SHORT EXERCISE — Report the total number of lines that include the string "label", without any other text.

DATA FOR THIS TASK —
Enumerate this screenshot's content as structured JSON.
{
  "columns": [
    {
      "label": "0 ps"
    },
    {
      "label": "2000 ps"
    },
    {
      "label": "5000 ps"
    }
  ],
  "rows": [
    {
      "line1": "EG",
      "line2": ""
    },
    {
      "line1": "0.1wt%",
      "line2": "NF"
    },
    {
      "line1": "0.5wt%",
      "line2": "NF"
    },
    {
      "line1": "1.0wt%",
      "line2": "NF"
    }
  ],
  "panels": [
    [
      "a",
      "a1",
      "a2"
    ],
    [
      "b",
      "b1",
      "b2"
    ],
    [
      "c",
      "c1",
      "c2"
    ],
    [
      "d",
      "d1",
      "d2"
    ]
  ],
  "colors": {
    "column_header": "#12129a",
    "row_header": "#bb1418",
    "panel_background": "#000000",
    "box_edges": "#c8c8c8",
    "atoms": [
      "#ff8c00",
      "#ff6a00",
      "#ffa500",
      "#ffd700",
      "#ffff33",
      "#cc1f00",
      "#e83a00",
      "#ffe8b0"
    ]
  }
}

OUTPUT OF THE TASK — 3